Return all the entries exactly, keeping pictures out.
+++
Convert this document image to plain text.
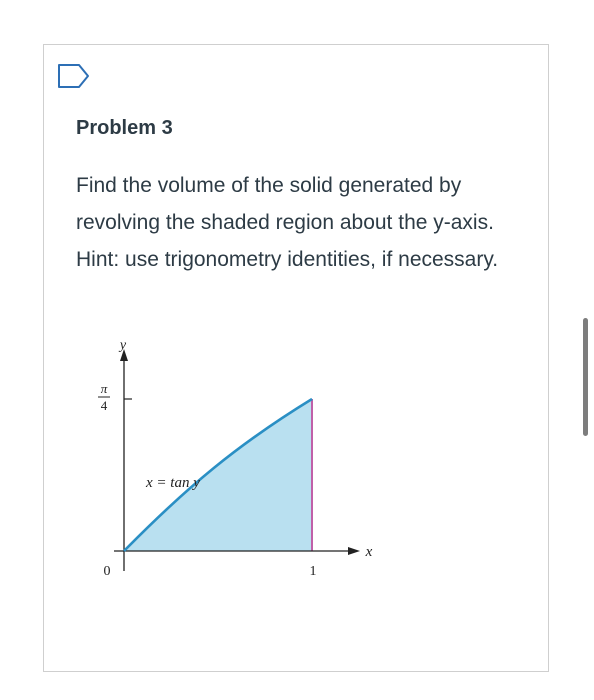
Problem 3

Find the volume of the solid generated by revolving the shaded region about the y-axis. Hint: use trigonometry identities, if necessary.

y
x
π
4
x = tan y
0	1
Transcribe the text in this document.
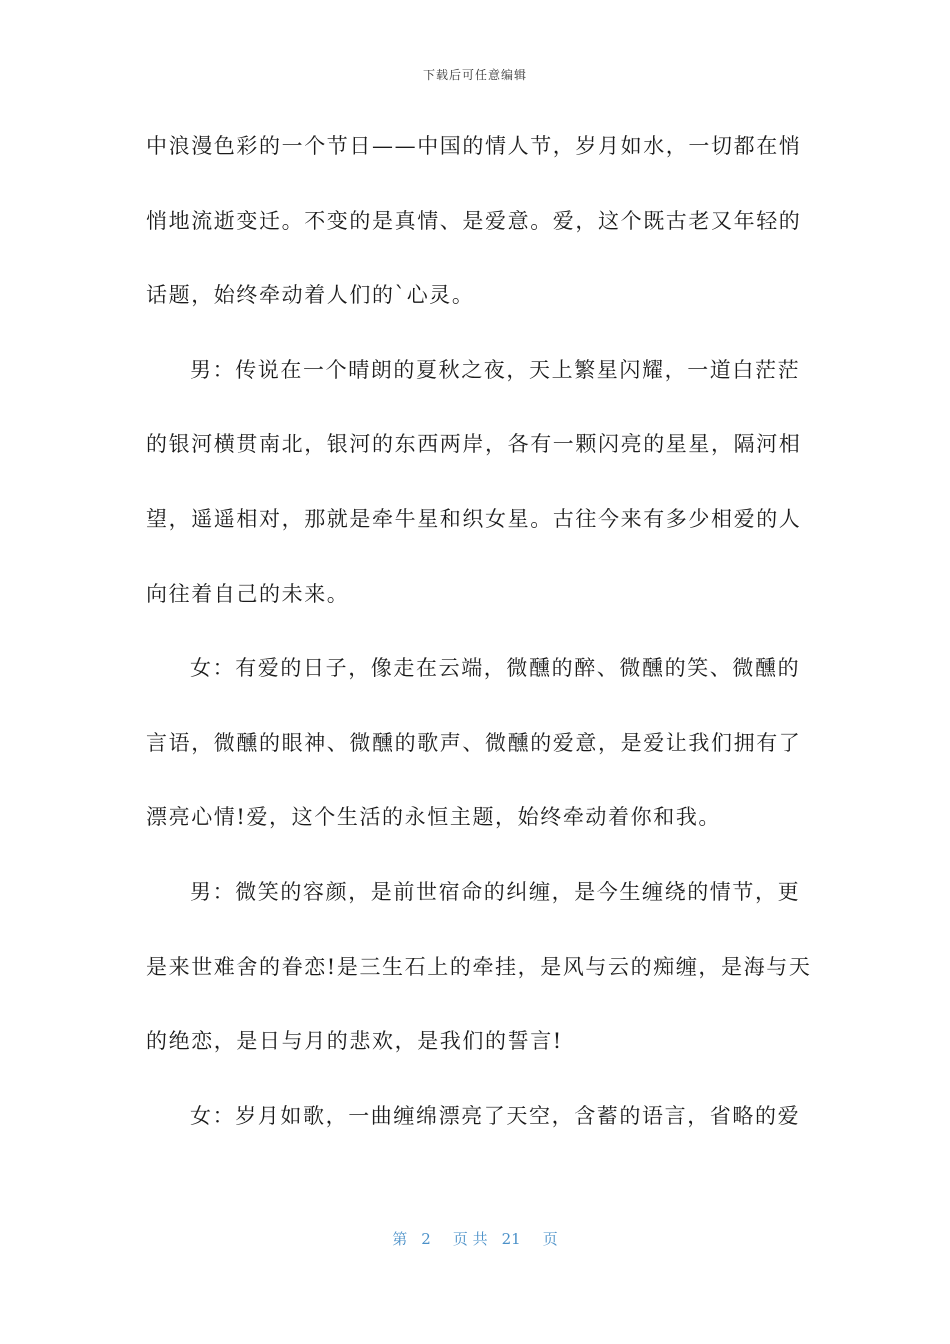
下载后可任意编辑
中浪漫色彩的一个节日——中国的情人节，岁月如水，一切都在悄
悄地流逝变迁。不变的是真情、是爱意。爱，这个既古老又年轻的
话题，始终牵动着人们的`心灵。
男：传说在一个晴朗的夏秋之夜，天上繁星闪耀，一道白茫茫
的银河横贯南北，银河的东西两岸，各有一颗闪亮的星星，隔河相
望，遥遥相对，那就是牵牛星和织女星。古往今来有多少相爱的人
向往着自己的未来。
女：有爱的日子，像走在云端，微醺的醉、微醺的笑、微醺的
言语，微醺的眼神、微醺的歌声、微醺的爱意，是爱让我们拥有了
漂亮心情!爱，这个生活的永恒主题，始终牵动着你和我。
男：微笑的容颜，是前世宿命的纠缠，是今生缠绕的情节，更
是来世难舍的眷恋!是三生石上的牵挂，是风与云的痴缠，是海与天
的绝恋，是日与月的悲欢，是我们的誓言!
女：岁月如歌，一曲缠绵漂亮了天空，含蓄的语言，省略的爱
第 2 页 共 21 页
+++
# EXERCISE SOLUTION
Convert this document image to plain text.
Problem 3

Find the volume of the solid generated by revolving the shaded region about the y-axis. Hint: use trigonometry identities, if necessary.

y
x
π
4
x = tan y
0	1
Transcribe the text in this document.
下载后可任意编辑
中浪漫色彩的一个节日——中国的情人节，岁月如水，一切都在悄
悄地流逝变迁。不变的是真情、是爱意。爱，这个既古老又年轻的
话题，始终牵动着人们的`心灵。
男：传说在一个晴朗的夏秋之夜，天上繁星闪耀，一道白茫茫
的银河横贯南北，银河的东西两岸，各有一颗闪亮的星星，隔河相
望，遥遥相对，那就是牵牛星和织女星。古往今来有多少相爱的人
向往着自己的未来。
女：有爱的日子，像走在云端，微醺的醉、微醺的笑、微醺的
言语，微醺的眼神、微醺的歌声、微醺的爱意，是爱让我们拥有了
漂亮心情!爱，这个生活的永恒主题，始终牵动着你和我。
男：微笑的容颜，是前世宿命的纠缠，是今生缠绕的情节，更
是来世难舍的眷恋!是三生石上的牵挂，是风与云的痴缠，是海与天
的绝恋，是日与月的悲欢，是我们的誓言!
女：岁月如歌，一曲缠绵漂亮了天空，含蓄的语言，省略的爱
第 2 页 共 21 页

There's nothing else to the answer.